◆ **Requirement**: Find out how many lines of the material contain the string "this" and give only that figure.

◆ **Excerpted records**:

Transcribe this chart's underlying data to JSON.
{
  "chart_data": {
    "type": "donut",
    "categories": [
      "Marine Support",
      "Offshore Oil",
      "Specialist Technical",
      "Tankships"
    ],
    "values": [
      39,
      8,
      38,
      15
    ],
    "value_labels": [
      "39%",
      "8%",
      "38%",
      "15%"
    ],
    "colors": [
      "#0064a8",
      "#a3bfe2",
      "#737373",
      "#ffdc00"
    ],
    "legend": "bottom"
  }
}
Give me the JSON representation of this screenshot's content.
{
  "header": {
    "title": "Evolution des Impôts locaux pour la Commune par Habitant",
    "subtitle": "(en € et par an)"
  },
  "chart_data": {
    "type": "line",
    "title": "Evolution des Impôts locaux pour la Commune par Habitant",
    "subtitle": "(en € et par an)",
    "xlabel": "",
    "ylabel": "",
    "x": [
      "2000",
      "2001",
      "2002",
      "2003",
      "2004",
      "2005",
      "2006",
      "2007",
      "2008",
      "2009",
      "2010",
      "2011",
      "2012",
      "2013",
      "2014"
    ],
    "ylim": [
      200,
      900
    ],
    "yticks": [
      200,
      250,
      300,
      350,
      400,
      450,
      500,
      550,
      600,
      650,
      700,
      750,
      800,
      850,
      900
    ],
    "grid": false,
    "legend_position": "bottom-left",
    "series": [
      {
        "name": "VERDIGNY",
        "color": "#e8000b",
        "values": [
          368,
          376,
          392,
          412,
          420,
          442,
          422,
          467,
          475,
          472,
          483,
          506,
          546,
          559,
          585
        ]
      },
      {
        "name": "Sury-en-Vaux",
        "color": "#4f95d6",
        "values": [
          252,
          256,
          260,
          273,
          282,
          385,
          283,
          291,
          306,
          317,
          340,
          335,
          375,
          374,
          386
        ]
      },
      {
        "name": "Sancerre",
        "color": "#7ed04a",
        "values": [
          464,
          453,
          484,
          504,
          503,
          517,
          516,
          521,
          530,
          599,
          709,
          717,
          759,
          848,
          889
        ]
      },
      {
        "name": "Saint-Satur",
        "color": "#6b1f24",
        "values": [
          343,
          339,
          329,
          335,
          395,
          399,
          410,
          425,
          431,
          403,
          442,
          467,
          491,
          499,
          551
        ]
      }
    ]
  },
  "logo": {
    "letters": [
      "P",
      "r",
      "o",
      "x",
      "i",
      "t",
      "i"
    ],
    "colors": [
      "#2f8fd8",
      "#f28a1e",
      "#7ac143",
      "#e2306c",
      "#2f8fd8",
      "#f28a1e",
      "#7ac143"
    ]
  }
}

◆ **Response below**: 2